> **REQUIRED TASK**
Say only how many lines contain the word "name".

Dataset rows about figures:
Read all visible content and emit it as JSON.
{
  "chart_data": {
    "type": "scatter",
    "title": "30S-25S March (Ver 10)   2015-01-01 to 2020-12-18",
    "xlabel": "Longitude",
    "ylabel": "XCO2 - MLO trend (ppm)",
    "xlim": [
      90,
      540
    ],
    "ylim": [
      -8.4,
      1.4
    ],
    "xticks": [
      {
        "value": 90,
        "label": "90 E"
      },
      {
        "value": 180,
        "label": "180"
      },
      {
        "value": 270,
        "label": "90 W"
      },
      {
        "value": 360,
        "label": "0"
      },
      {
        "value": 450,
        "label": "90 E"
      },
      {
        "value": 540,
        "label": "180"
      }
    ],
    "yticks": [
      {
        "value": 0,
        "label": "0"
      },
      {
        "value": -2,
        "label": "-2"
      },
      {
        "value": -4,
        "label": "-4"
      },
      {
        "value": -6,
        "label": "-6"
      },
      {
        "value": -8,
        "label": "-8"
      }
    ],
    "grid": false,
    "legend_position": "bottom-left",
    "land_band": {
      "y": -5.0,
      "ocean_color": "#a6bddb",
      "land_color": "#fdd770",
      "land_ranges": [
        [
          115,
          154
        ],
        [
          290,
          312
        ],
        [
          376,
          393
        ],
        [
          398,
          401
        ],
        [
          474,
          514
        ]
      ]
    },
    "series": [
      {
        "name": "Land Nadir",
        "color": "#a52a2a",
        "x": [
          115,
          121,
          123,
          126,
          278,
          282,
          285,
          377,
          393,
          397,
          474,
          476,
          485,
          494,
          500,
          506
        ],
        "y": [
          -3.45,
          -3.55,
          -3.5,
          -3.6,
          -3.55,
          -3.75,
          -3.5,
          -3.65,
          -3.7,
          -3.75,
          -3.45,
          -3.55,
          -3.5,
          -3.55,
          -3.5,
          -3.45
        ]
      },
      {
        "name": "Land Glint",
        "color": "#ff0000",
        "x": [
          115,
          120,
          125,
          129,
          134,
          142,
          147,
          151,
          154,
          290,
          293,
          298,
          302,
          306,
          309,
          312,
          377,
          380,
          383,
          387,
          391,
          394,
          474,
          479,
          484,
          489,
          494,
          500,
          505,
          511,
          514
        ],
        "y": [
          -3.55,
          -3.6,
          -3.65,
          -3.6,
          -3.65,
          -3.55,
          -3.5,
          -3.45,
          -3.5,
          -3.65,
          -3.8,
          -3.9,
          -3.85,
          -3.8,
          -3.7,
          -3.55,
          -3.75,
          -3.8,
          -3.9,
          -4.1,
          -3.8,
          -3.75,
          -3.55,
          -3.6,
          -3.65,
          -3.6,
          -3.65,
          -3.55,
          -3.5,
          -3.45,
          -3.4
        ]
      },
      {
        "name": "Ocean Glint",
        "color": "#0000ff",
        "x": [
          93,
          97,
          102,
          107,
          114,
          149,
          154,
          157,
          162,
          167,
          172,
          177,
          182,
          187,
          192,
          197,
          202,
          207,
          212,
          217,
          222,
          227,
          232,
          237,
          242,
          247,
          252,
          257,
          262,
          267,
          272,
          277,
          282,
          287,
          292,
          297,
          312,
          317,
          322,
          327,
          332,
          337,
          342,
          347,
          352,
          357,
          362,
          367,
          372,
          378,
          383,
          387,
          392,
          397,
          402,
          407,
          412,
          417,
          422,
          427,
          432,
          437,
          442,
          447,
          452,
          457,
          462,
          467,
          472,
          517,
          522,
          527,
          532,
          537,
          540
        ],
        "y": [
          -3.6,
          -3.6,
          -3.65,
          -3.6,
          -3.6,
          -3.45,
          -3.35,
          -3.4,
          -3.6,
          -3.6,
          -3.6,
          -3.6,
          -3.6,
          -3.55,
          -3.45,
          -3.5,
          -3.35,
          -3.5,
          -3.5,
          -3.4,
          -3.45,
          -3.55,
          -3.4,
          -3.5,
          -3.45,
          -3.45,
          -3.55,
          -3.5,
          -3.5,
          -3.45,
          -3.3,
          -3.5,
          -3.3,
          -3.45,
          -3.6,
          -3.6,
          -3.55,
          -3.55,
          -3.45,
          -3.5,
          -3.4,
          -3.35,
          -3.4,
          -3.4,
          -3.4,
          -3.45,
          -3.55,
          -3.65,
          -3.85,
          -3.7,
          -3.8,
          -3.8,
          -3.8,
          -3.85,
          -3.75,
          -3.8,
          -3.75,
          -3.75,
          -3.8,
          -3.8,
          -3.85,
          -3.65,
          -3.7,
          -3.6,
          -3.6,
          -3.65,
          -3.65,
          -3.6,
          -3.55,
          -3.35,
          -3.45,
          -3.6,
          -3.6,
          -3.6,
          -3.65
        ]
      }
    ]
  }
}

> **RESPONSE BELOW**
3